-- Start Material for the task --

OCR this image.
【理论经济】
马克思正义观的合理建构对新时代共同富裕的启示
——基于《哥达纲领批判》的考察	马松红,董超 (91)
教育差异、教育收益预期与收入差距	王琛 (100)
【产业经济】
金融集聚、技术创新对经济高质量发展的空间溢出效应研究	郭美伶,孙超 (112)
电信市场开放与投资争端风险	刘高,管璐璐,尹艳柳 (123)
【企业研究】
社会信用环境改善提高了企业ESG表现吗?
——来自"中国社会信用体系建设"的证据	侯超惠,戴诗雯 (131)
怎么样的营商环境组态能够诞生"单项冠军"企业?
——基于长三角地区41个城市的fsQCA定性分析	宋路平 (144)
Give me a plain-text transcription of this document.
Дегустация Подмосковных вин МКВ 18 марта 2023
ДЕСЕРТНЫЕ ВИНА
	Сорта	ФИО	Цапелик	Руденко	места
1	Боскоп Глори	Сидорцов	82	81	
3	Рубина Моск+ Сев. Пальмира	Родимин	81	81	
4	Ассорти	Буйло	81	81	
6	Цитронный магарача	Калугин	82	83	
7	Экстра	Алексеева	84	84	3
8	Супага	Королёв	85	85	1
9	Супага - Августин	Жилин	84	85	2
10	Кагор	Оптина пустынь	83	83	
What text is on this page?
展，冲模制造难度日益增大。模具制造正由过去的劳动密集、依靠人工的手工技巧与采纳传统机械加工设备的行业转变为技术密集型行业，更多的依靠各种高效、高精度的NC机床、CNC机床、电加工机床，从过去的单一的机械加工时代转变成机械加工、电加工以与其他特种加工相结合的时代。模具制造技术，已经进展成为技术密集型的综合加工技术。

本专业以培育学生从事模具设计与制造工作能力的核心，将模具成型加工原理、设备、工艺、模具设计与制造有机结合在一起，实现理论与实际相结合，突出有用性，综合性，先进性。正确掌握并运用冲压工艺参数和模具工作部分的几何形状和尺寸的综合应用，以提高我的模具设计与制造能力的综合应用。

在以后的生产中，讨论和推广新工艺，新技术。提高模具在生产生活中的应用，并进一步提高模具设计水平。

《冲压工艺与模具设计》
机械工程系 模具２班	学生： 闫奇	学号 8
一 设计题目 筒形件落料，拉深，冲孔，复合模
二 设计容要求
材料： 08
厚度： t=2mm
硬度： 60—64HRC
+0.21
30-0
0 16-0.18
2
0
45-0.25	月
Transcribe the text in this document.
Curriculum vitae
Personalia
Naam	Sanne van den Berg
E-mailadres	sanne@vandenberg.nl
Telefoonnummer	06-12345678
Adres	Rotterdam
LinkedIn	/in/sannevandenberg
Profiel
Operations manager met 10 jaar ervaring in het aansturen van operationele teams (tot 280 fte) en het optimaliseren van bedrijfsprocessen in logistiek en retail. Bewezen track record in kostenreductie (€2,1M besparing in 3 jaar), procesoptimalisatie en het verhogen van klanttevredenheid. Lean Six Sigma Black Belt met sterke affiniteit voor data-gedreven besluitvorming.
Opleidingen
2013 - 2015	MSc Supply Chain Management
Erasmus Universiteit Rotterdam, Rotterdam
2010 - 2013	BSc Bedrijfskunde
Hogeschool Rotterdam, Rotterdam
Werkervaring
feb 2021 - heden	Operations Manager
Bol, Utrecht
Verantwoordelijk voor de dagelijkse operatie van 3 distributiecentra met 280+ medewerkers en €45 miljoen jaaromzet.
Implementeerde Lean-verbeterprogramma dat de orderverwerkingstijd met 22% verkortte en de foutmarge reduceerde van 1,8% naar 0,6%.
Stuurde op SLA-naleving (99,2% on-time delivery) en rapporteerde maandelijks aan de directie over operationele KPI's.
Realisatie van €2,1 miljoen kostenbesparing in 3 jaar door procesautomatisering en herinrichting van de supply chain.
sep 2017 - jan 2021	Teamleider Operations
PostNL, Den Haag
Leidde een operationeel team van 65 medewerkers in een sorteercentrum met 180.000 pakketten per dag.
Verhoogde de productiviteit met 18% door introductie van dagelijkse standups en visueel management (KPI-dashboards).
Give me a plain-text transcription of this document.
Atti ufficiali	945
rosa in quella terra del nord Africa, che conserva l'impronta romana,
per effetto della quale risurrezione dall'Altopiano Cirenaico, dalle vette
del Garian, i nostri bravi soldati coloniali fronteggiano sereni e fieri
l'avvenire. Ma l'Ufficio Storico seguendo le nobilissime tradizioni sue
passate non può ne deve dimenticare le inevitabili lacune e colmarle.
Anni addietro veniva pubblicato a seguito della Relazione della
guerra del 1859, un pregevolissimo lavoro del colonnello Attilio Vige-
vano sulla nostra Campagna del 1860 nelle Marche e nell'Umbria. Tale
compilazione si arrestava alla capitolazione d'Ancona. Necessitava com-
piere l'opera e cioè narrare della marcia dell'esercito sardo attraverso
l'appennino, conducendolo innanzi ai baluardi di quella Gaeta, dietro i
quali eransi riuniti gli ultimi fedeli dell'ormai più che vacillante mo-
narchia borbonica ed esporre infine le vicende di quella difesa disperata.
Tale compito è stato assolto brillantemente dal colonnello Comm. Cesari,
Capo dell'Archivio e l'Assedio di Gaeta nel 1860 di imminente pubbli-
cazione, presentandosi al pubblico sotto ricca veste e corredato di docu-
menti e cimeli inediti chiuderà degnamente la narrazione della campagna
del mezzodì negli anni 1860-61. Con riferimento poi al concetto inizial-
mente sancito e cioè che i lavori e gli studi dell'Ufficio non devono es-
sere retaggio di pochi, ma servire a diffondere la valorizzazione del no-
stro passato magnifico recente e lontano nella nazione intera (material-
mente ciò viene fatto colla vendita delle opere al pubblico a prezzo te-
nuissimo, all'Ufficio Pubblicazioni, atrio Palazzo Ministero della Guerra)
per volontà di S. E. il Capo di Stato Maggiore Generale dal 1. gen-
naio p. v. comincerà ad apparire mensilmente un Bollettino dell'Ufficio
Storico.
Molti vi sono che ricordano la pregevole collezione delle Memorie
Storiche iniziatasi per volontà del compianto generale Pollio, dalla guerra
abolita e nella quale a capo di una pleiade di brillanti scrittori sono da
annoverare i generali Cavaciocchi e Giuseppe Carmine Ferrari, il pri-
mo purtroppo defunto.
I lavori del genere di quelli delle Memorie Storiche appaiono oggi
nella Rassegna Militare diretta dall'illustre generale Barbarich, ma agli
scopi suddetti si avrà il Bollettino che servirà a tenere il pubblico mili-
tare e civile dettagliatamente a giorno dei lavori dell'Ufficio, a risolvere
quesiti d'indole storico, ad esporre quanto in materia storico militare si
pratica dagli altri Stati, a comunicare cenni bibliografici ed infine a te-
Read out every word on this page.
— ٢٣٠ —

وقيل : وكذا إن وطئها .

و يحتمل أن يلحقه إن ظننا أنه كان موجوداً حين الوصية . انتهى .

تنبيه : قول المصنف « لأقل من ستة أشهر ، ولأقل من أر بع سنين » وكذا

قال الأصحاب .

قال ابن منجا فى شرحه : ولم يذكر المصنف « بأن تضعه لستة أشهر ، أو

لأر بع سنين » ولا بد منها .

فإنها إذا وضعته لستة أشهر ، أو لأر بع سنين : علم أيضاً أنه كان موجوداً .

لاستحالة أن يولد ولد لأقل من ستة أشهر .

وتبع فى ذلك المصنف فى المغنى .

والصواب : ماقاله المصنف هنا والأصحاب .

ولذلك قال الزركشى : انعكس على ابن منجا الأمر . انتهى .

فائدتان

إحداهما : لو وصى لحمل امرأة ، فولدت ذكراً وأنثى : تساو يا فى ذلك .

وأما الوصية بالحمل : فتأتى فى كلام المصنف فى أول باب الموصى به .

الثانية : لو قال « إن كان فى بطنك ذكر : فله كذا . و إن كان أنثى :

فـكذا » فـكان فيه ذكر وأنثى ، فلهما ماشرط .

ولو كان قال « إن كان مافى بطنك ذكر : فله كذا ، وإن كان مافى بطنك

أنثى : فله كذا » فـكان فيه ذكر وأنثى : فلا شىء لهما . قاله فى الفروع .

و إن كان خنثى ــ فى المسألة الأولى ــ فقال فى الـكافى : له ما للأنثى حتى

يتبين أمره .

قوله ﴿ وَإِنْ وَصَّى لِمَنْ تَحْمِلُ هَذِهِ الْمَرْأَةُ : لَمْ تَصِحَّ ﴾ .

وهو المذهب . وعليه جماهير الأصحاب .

-- End Material for the task --

> [Short problem] Pick out the lines that include the word "Rotterdam" and write them out.

> [Full solution]
Adres	Rotterdam
Erasmus Universiteit Rotterdam, Rotterdam
Hogeschool Rotterdam, Rotterdam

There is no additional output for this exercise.